## [Given request]
Emit the entire listing verbatim.

## [Record extracts]
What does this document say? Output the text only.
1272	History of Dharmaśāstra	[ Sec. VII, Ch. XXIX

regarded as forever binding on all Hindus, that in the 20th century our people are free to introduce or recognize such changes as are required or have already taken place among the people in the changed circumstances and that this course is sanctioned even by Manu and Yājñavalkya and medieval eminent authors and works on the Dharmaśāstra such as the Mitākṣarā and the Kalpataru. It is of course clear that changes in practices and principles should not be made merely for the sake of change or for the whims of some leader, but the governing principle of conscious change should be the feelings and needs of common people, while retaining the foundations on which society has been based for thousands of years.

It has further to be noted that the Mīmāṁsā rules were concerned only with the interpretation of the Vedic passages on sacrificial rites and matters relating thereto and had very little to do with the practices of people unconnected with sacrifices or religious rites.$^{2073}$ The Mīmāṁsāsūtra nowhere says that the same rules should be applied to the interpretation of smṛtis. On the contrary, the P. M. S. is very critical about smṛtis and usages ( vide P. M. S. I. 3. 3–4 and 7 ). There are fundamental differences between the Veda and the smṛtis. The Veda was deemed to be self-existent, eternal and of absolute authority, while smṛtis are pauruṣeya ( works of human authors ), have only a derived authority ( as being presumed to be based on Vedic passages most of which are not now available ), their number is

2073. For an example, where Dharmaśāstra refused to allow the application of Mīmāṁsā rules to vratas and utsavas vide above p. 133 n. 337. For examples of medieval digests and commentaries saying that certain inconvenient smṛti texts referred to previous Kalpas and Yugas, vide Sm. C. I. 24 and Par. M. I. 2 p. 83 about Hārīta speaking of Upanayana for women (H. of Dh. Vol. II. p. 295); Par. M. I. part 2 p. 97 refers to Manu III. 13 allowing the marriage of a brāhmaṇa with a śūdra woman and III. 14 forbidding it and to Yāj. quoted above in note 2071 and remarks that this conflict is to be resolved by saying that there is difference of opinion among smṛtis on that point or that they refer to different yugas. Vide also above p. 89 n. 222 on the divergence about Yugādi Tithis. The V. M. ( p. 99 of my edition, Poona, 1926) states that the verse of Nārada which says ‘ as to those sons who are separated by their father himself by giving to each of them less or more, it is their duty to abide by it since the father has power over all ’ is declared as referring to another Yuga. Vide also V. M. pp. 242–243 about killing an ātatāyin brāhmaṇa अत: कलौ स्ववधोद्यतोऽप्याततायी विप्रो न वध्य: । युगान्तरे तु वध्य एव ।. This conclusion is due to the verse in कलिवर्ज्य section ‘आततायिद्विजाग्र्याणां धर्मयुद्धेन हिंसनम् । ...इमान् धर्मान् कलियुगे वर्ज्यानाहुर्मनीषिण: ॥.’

## [Answer below]
What does this document say? Output the text only.
1272	History of Dharmaśāstra	[ Sec. VII, Ch. XXIX

regarded as forever binding on all Hindus, that in the 20th century our people are free to introduce or recognize such changes as are required or have already taken place among the people in the changed circumstances and that this course is sanctioned even by Manu and Yājñavalkya and medieval eminent authors and works on the Dharmaśāstra such as the Mitākṣarā and the Kalpataru. It is of course clear that changes in practices and principles should not be made merely for the sake of change or for the whims of some leader, but the governing principle of conscious change should be the feelings and needs of common people, while retaining the foundations on which society has been based for thousands of years.

It has further to be noted that the Mīmāṁsā rules were concerned only with the interpretation of the Vedic passages on sacrificial rites and matters relating thereto and had very little to do with the practices of people unconnected with sacrifices or religious rites.$^{2073}$ The Mīmāṁsāsūtra nowhere says that the same rules should be applied to the interpretation of smṛtis. On the contrary, the P. M. S. is very critical about smṛtis and usages ( vide P. M. S. I. 3. 3–4 and 7 ). There are fundamental differences between the Veda and the smṛtis. The Veda was deemed to be self-existent, eternal and of absolute authority, while smṛtis are pauruṣeya ( works of human authors ), have only a derived authority ( as being presumed to be based on Vedic passages most of which are not now available ), their number is

2073. For an example, where Dharmaśāstra refused to allow the application of Mīmāṁsā rules to vratas and utsavas vide above p. 133 n. 337. For examples of medieval digests and commentaries saying that certain inconvenient smṛti texts referred to previous Kalpas and Yugas, vide Sm. C. I. 24 and Par. M. I. 2 p. 83 about Hārīta speaking of Upanayana for women (H. of Dh. Vol. II. p. 295); Par. M. I. part 2 p. 97 refers to Manu III. 13 allowing the marriage of a brāhmaṇa with a śūdra woman and III. 14 forbidding it and to Yāj. quoted above in note 2071 and remarks that this conflict is to be resolved by saying that there is difference of opinion among smṛtis on that point or that they refer to different yugas. Vide also above p. 89 n. 222 on the divergence about Yugādi Tithis. The V. M. ( p. 99 of my edition, Poona, 1926) states that the verse of Nārada which says ‘ as to those sons who are separated by their father himself by giving to each of them less or more, it is their duty to abide by it since the father has power over all ’ is declared as referring to another Yuga. Vide also V. M. pp. 242–243 about killing an ātatāyin brāhmaṇa अत: कलौ स्ववधोद्यतोऽप्याततायी विप्रो न वध्य: । युगान्तरे तु वध्य एव ।. This conclusion is due to the verse in कलिवर्ज्य section ‘आततायिद्विजाग्र्याणां धर्मयुद्धेन हिंसनम् । ...इमान् धर्मान् कलियुगे वर्ज्यानाहुर्मनीषिण: ॥.’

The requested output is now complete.